TO BE DONE :: Filter the records below down to lines containing "Ketoacidosis".

(Records excerpted from a collection)
** Begin **

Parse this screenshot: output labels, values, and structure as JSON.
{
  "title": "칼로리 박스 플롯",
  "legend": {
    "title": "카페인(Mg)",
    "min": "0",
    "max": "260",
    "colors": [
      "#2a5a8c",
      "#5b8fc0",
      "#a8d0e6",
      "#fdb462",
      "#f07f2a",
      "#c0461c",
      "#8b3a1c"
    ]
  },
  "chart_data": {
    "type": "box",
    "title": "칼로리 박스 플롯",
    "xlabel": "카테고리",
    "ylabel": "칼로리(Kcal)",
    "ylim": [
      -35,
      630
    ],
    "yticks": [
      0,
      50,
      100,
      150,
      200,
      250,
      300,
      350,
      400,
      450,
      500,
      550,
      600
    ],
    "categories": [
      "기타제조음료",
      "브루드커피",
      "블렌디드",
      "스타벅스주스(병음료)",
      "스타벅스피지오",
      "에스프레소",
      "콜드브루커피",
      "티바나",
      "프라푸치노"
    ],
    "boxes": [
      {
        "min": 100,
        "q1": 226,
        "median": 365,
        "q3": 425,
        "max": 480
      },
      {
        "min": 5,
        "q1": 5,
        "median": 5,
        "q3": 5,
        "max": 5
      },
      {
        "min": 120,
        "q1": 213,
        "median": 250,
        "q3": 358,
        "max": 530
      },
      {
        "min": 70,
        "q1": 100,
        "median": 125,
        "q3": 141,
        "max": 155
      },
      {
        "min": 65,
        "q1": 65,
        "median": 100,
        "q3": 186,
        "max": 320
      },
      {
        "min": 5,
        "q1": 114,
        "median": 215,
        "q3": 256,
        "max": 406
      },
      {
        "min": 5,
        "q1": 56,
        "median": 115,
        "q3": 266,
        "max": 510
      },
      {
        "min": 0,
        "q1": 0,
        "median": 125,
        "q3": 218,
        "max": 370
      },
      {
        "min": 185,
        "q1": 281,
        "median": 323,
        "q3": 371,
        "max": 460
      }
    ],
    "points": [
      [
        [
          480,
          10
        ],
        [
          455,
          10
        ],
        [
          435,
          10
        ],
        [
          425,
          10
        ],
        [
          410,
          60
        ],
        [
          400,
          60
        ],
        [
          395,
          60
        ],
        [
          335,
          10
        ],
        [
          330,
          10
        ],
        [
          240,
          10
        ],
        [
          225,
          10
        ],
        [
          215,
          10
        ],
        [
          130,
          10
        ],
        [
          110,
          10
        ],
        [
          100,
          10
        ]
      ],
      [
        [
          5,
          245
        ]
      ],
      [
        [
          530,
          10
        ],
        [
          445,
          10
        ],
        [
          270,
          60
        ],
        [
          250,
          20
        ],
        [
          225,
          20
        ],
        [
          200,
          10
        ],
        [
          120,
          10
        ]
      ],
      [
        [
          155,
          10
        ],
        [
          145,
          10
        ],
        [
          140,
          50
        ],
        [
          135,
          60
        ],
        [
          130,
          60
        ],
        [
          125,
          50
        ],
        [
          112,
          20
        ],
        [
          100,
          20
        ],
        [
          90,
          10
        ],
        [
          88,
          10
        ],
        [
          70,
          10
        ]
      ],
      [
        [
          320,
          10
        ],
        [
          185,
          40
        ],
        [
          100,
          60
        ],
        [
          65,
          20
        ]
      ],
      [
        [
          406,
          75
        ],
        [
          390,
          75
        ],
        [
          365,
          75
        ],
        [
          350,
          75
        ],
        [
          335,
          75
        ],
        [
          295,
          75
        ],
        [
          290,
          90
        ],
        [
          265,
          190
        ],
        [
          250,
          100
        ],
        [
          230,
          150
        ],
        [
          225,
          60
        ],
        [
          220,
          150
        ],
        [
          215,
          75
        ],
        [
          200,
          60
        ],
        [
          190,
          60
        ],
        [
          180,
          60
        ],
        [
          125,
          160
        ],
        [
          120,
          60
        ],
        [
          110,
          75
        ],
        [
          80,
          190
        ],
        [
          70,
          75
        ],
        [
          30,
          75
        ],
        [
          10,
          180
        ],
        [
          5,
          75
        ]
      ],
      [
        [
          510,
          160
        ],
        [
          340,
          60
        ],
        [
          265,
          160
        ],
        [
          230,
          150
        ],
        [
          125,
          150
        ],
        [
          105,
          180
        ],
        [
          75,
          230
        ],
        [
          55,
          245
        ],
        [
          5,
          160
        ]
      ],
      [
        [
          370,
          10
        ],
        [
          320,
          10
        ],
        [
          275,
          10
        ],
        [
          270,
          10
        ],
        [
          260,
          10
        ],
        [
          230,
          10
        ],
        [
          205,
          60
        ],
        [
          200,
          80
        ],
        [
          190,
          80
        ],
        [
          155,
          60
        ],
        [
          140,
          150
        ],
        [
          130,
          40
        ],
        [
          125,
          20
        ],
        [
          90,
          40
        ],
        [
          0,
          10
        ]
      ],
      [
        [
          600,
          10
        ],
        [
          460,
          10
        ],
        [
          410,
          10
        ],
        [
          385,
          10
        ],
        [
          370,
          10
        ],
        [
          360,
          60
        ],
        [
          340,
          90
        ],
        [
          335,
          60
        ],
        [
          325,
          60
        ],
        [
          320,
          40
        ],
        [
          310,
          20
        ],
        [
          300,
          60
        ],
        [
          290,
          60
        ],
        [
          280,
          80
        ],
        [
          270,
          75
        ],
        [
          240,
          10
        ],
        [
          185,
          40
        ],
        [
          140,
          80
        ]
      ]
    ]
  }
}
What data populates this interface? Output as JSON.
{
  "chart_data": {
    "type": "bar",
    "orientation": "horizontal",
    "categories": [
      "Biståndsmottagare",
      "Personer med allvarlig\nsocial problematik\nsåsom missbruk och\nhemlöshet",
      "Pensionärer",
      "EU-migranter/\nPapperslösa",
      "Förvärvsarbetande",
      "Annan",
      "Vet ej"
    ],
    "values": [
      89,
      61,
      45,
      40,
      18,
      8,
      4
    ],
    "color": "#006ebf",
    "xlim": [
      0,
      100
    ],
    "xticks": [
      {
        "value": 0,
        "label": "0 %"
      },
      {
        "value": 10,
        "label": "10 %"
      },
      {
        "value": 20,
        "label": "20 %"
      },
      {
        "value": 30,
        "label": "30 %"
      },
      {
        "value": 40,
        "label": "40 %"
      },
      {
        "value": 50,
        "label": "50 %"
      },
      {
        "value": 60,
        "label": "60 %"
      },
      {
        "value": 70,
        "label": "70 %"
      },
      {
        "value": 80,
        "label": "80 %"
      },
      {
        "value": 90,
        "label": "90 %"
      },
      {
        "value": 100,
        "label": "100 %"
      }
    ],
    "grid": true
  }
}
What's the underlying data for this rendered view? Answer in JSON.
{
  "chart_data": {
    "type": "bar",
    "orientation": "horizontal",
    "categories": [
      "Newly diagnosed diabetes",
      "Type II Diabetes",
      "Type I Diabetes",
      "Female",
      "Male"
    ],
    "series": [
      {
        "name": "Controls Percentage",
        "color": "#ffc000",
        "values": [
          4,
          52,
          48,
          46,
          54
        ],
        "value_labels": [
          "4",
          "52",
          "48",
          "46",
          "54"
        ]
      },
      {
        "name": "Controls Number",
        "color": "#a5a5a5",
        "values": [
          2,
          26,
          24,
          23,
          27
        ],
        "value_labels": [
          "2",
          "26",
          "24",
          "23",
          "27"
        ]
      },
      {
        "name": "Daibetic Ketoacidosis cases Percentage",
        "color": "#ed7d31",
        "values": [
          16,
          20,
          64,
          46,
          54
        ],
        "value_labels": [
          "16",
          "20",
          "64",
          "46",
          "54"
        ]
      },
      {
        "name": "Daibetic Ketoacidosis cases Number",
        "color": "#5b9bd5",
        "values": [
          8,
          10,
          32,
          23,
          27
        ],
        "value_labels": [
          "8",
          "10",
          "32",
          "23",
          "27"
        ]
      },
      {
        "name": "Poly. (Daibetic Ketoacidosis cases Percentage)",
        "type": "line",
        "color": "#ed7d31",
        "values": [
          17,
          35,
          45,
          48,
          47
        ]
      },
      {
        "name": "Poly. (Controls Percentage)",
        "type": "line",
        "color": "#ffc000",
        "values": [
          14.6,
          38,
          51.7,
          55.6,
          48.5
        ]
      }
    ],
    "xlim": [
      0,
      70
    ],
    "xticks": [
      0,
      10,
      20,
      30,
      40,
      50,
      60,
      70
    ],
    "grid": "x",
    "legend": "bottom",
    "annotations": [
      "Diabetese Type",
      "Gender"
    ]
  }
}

** End **

FINAL RESULT ::
        "name": "Daibetic Ketoacidosis cases Percentage",
        "name": "Daibetic Ketoacidosis cases Number",
        "name": "Poly. (Daibetic Ketoacidosis cases Percentage)",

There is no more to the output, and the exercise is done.